• **Written request**
Below is a block of data; give all of it again word for word.

• **Data for processing**
"""
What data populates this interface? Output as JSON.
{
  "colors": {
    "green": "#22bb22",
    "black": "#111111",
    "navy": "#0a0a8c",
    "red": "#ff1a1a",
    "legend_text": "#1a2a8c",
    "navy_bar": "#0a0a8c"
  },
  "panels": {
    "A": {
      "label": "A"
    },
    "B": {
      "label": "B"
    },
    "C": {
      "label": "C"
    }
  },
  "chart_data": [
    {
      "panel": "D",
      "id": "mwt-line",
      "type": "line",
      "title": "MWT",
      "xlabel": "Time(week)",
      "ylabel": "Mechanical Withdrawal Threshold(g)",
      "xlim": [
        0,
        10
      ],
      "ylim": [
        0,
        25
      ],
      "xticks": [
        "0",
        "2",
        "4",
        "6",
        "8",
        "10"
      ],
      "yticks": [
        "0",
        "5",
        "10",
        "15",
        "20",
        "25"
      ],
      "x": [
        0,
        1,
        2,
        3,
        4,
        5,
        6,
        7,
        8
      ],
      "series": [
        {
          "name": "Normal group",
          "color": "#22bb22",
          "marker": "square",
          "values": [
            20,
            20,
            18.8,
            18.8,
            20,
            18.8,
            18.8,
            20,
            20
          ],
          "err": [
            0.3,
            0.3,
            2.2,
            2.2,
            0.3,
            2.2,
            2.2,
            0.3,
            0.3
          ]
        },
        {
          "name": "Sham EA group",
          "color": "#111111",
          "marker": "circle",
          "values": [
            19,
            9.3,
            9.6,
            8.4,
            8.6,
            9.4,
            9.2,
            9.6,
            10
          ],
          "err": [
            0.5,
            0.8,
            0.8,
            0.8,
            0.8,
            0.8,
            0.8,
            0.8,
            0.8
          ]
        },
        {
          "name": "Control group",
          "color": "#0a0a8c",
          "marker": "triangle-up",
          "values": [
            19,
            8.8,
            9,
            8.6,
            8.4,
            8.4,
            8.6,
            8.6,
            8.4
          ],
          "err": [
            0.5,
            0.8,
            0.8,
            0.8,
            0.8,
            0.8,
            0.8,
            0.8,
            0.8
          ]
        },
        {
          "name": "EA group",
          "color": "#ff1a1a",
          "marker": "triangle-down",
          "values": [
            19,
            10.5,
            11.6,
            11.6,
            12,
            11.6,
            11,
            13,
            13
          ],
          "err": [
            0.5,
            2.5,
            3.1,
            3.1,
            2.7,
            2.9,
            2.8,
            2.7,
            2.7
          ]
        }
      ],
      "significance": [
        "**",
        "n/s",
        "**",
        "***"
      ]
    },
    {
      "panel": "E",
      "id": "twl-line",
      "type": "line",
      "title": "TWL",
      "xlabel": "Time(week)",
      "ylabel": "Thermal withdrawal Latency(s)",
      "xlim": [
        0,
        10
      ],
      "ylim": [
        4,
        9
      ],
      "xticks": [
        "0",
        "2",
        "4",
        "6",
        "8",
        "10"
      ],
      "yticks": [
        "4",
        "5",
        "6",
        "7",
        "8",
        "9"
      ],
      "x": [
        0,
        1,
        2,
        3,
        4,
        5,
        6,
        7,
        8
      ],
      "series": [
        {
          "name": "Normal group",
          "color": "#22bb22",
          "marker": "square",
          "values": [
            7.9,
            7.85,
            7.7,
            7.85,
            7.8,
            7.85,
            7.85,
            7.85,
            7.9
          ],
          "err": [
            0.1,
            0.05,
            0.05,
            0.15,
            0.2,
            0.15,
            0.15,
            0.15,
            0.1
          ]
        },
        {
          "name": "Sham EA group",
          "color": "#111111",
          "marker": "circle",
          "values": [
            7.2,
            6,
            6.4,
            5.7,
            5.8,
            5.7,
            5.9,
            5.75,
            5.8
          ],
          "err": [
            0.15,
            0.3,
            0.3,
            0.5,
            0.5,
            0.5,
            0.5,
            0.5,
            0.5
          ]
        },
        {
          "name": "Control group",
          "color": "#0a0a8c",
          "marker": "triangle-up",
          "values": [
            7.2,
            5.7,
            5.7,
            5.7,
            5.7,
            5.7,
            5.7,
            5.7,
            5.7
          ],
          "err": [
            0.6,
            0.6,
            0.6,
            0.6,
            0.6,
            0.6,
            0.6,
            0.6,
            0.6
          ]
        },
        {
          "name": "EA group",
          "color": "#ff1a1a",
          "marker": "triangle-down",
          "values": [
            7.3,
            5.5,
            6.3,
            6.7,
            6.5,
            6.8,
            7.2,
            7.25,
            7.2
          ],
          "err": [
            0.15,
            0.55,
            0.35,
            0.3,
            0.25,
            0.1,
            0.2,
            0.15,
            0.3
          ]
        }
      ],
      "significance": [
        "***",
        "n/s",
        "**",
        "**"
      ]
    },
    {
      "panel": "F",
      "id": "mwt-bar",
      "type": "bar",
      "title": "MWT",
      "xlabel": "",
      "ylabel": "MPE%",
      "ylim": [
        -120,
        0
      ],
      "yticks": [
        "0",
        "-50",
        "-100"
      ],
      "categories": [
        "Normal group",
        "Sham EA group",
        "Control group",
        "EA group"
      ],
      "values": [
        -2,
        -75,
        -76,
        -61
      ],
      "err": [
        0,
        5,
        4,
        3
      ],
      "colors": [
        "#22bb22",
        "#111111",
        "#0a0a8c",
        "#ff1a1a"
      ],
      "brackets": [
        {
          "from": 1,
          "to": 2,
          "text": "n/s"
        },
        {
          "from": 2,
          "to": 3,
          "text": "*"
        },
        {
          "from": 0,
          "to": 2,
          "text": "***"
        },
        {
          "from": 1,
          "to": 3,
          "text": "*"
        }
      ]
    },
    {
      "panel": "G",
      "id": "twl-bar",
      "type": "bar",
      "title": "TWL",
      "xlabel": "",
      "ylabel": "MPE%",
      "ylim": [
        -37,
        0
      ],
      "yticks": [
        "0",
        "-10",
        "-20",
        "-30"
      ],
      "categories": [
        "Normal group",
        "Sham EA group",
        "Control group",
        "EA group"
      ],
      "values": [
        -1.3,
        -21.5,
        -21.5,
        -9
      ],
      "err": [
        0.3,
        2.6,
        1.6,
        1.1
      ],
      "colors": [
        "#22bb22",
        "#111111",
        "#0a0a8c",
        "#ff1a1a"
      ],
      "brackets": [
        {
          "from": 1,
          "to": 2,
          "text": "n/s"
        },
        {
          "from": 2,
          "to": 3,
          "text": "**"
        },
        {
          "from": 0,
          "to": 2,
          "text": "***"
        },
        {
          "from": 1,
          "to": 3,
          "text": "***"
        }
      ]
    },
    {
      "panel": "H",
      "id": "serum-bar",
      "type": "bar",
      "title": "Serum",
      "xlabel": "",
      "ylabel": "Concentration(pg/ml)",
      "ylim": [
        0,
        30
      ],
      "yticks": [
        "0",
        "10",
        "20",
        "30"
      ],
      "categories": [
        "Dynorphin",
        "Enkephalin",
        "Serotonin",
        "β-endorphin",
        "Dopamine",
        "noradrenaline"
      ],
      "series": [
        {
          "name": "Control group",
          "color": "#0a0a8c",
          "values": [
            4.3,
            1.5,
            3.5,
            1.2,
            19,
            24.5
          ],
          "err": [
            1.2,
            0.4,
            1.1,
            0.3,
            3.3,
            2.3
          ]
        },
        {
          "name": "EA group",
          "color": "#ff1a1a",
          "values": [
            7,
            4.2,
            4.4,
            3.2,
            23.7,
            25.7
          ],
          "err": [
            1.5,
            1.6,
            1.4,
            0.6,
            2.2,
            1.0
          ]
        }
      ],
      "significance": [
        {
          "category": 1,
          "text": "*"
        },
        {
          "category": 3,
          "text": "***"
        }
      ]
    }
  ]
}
"""
• **Result of the task**
What data populates this interface? Output as JSON.
{
  "colors": {
    "green": "#22bb22",
    "black": "#111111",
    "navy": "#0a0a8c",
    "red": "#ff1a1a",
    "legend_text": "#1a2a8c",
    "navy_bar": "#0a0a8c"
  },
  "panels": {
    "A": {
      "label": "A"
    },
    "B": {
      "label": "B"
    },
    "C": {
      "label": "C"
    }
  },
  "chart_data": [
    {
      "panel": "D",
      "id": "mwt-line",
      "type": "line",
      "title": "MWT",
      "xlabel": "Time(week)",
      "ylabel": "Mechanical Withdrawal Threshold(g)",
      "xlim": [
        0,
        10
      ],
      "ylim": [
        0,
        25
      ],
      "xticks": [
        "0",
        "2",
        "4",
        "6",
        "8",
        "10"
      ],
      "yticks": [
        "0",
        "5",
        "10",
        "15",
        "20",
        "25"
      ],
      "x": [
        0,
        1,
        2,
        3,
        4,
        5,
        6,
        7,
        8
      ],
      "series": [
        {
          "name": "Normal group",
          "color": "#22bb22",
          "marker": "square",
          "values": [
            20,
            20,
            18.8,
            18.8,
            20,
            18.8,
            18.8,
            20,
            20
          ],
          "err": [
            0.3,
            0.3,
            2.2,
            2.2,
            0.3,
            2.2,
            2.2,
            0.3,
            0.3
          ]
        },
        {
          "name": "Sham EA group",
          "color": "#111111",
          "marker": "circle",
          "values": [
            19,
            9.3,
            9.6,
            8.4,
            8.6,
            9.4,
            9.2,
            9.6,
            10
          ],
          "err": [
            0.5,
            0.8,
            0.8,
            0.8,
            0.8,
            0.8,
            0.8,
            0.8,
            0.8
          ]
        },
        {
          "name": "Control group",
          "color": "#0a0a8c",
          "marker": "triangle-up",
          "values": [
            19,
            8.8,
            9,
            8.6,
            8.4,
            8.4,
            8.6,
            8.6,
            8.4
          ],
          "err": [
            0.5,
            0.8,
            0.8,
            0.8,
            0.8,
            0.8,
            0.8,
            0.8,
            0.8
          ]
        },
        {
          "name": "EA group",
          "color": "#ff1a1a",
          "marker": "triangle-down",
          "values": [
            19,
            10.5,
            11.6,
            11.6,
            12,
            11.6,
            11,
            13,
            13
          ],
          "err": [
            0.5,
            2.5,
            3.1,
            3.1,
            2.7,
            2.9,
            2.8,
            2.7,
            2.7
          ]
        }
      ],
      "significance": [
        "**",
        "n/s",
        "**",
        "***"
      ]
    },
    {
      "panel": "E",
      "id": "twl-line",
      "type": "line",
      "title": "TWL",
      "xlabel": "Time(week)",
      "ylabel": "Thermal withdrawal Latency(s)",
      "xlim": [
        0,
        10
      ],
      "ylim": [
        4,
        9
      ],
      "xticks": [
        "0",
        "2",
        "4",
        "6",
        "8",
        "10"
      ],
      "yticks": [
        "4",
        "5",
        "6",
        "7",
        "8",
        "9"
      ],
      "x": [
        0,
        1,
        2,
        3,
        4,
        5,
        6,
        7,
        8
      ],
      "series": [
        {
          "name": "Normal group",
          "color": "#22bb22",
          "marker": "square",
          "values": [
            7.9,
            7.85,
            7.7,
            7.85,
            7.8,
            7.85,
            7.85,
            7.85,
            7.9
          ],
          "err": [
            0.1,
            0.05,
            0.05,
            0.15,
            0.2,
            0.15,
            0.15,
            0.15,
            0.1
          ]
        },
        {
          "name": "Sham EA group",
          "color": "#111111",
          "marker": "circle",
          "values": [
            7.2,
            6,
            6.4,
            5.7,
            5.8,
            5.7,
            5.9,
            5.75,
            5.8
          ],
          "err": [
            0.15,
            0.3,
            0.3,
            0.5,
            0.5,
            0.5,
            0.5,
            0.5,
            0.5
          ]
        },
        {
          "name": "Control group",
          "color": "#0a0a8c",
          "marker": "triangle-up",
          "values": [
            7.2,
            5.7,
            5.7,
            5.7,
            5.7,
            5.7,
            5.7,
            5.7,
            5.7
          ],
          "err": [
            0.6,
            0.6,
            0.6,
            0.6,
            0.6,
            0.6,
            0.6,
            0.6,
            0.6
          ]
        },
        {
          "name": "EA group",
          "color": "#ff1a1a",
          "marker": "triangle-down",
          "values": [
            7.3,
            5.5,
            6.3,
            6.7,
            6.5,
            6.8,
            7.2,
            7.25,
            7.2
          ],
          "err": [
            0.15,
            0.55,
            0.35,
            0.3,
            0.25,
            0.1,
            0.2,
            0.15,
            0.3
          ]
        }
      ],
      "significance": [
        "***",
        "n/s",
        "**",
        "**"
      ]
    },
    {
      "panel": "F",
      "id": "mwt-bar",
      "type": "bar",
      "title": "MWT",
      "xlabel": "",
      "ylabel": "MPE%",
      "ylim": [
        -120,
        0
      ],
      "yticks": [
        "0",
        "-50",
        "-100"
      ],
      "categories": [
        "Normal group",
        "Sham EA group",
        "Control group",
        "EA group"
      ],
      "values": [
        -2,
        -75,
        -76,
        -61
      ],
      "err": [
        0,
        5,
        4,
        3
      ],
      "colors": [
        "#22bb22",
        "#111111",
        "#0a0a8c",
        "#ff1a1a"
      ],
      "brackets": [
        {
          "from": 1,
          "to": 2,
          "text": "n/s"
        },
        {
          "from": 2,
          "to": 3,
          "text": "*"
        },
        {
          "from": 0,
          "to": 2,
          "text": "***"
        },
        {
          "from": 1,
          "to": 3,
          "text": "*"
        }
      ]
    },
    {
      "panel": "G",
      "id": "twl-bar",
      "type": "bar",
      "title": "TWL",
      "xlabel": "",
      "ylabel": "MPE%",
      "ylim": [
        -37,
        0
      ],
      "yticks": [
        "0",
        "-10",
        "-20",
        "-30"
      ],
      "categories": [
        "Normal group",
        "Sham EA group",
        "Control group",
        "EA group"
      ],
      "values": [
        -1.3,
        -21.5,
        -21.5,
        -9
      ],
      "err": [
        0.3,
        2.6,
        1.6,
        1.1
      ],
      "colors": [
        "#22bb22",
        "#111111",
        "#0a0a8c",
        "#ff1a1a"
      ],
      "brackets": [
        {
          "from": 1,
          "to": 2,
          "text": "n/s"
        },
        {
          "from": 2,
          "to": 3,
          "text": "**"
        },
        {
          "from": 0,
          "to": 2,
          "text": "***"
        },
        {
          "from": 1,
          "to": 3,
          "text": "***"
        }
      ]
    },
    {
      "panel": "H",
      "id": "serum-bar",
      "type": "bar",
      "title": "Serum",
      "xlabel": "",
      "ylabel": "Concentration(pg/ml)",
      "ylim": [
        0,
        30
      ],
      "yticks": [
        "0",
        "10",
        "20",
        "30"
      ],
      "categories": [
        "Dynorphin",
        "Enkephalin",
        "Serotonin",
        "β-endorphin",
        "Dopamine",
        "noradrenaline"
      ],
      "series": [
        {
          "name": "Control group",
          "color": "#0a0a8c",
          "values": [
            4.3,
            1.5,
            3.5,
            1.2,
            19,
            24.5
          ],
          "err": [
            1.2,
            0.4,
            1.1,
            0.3,
            3.3,
            2.3
          ]
        },
        {
          "name": "EA group",
          "color": "#ff1a1a",
          "values": [
            7,
            4.2,
            4.4,
            3.2,
            23.7,
            25.7
          ],
          "err": [
            1.5,
            1.6,
            1.4,
            0.6,
            2.2,
            1.0
          ]
        }
      ],
      "significance": [
        {
          "category": 1,
          "text": "*"
        },
        {
          "category": 3,
          "text": "***"
        }
      ]
    }
  ]
}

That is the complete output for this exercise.